• _WHAT THE TASK ASKS_: Restate every line of the material, word for word.

• _ENTRIES PROVIDED_:
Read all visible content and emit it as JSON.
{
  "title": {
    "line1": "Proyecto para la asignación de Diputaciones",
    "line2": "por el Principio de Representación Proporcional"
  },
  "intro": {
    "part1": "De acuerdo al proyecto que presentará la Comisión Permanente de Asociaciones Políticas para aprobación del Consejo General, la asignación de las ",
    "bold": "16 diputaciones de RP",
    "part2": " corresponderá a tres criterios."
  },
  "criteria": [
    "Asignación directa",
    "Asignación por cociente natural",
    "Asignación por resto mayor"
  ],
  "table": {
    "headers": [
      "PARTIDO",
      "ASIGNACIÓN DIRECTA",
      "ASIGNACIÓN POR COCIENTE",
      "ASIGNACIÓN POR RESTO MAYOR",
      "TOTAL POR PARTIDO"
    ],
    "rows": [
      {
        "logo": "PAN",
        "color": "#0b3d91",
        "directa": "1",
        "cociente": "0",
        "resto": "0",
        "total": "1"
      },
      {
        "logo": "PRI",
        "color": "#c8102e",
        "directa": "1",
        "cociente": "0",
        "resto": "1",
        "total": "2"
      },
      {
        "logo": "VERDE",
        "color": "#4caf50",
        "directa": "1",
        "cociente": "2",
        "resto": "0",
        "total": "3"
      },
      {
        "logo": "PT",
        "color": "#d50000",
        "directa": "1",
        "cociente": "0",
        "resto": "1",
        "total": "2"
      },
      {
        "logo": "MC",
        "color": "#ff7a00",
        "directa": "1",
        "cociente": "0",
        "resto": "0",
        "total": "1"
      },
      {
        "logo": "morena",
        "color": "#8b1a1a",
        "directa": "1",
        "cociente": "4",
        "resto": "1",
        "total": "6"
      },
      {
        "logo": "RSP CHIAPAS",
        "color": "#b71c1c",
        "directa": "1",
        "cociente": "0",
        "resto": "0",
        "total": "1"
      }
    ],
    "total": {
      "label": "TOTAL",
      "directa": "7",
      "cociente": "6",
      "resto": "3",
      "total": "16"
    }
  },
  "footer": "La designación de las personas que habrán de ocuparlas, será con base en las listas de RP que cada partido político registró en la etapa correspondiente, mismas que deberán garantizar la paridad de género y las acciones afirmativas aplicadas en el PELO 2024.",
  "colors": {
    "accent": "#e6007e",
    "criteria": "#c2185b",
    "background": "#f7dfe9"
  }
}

• _RESPONSE_:
Read all visible content and emit it as JSON.
{
  "title": {
    "line1": "Proyecto para la asignación de Diputaciones",
    "line2": "por el Principio de Representación Proporcional"
  },
  "intro": {
    "part1": "De acuerdo al proyecto que presentará la Comisión Permanente de Asociaciones Políticas para aprobación del Consejo General, la asignación de las ",
    "bold": "16 diputaciones de RP",
    "part2": " corresponderá a tres criterios."
  },
  "criteria": [
    "Asignación directa",
    "Asignación por cociente natural",
    "Asignación por resto mayor"
  ],
  "table": {
    "headers": [
      "PARTIDO",
      "ASIGNACIÓN DIRECTA",
      "ASIGNACIÓN POR COCIENTE",
      "ASIGNACIÓN POR RESTO MAYOR",
      "TOTAL POR PARTIDO"
    ],
    "rows": [
      {
        "logo": "PAN",
        "color": "#0b3d91",
        "directa": "1",
        "cociente": "0",
        "resto": "0",
        "total": "1"
      },
      {
        "logo": "PRI",
        "color": "#c8102e",
        "directa": "1",
        "cociente": "0",
        "resto": "1",
        "total": "2"
      },
      {
        "logo": "VERDE",
        "color": "#4caf50",
        "directa": "1",
        "cociente": "2",
        "resto": "0",
        "total": "3"
      },
      {
        "logo": "PT",
        "color": "#d50000",
        "directa": "1",
        "cociente": "0",
        "resto": "1",
        "total": "2"
      },
      {
        "logo": "MC",
        "color": "#ff7a00",
        "directa": "1",
        "cociente": "0",
        "resto": "0",
        "total": "1"
      },
      {
        "logo": "morena",
        "color": "#8b1a1a",
        "directa": "1",
        "cociente": "4",
        "resto": "1",
        "total": "6"
      },
      {
        "logo": "RSP CHIAPAS",
        "color": "#b71c1c",
        "directa": "1",
        "cociente": "0",
        "resto": "0",
        "total": "1"
      }
    ],
    "total": {
      "label": "TOTAL",
      "directa": "7",
      "cociente": "6",
      "resto": "3",
      "total": "16"
    }
  },
  "footer": "La designación de las personas que habrán de ocuparlas, será con base en las listas de RP que cada partido político registró en la etapa correspondiente, mismas que deberán garantizar la paridad de género y las acciones afirmativas aplicadas en el PELO 2024.",
  "colors": {
    "accent": "#e6007e",
    "criteria": "#c2185b",
    "background": "#f7dfe9"
  }
}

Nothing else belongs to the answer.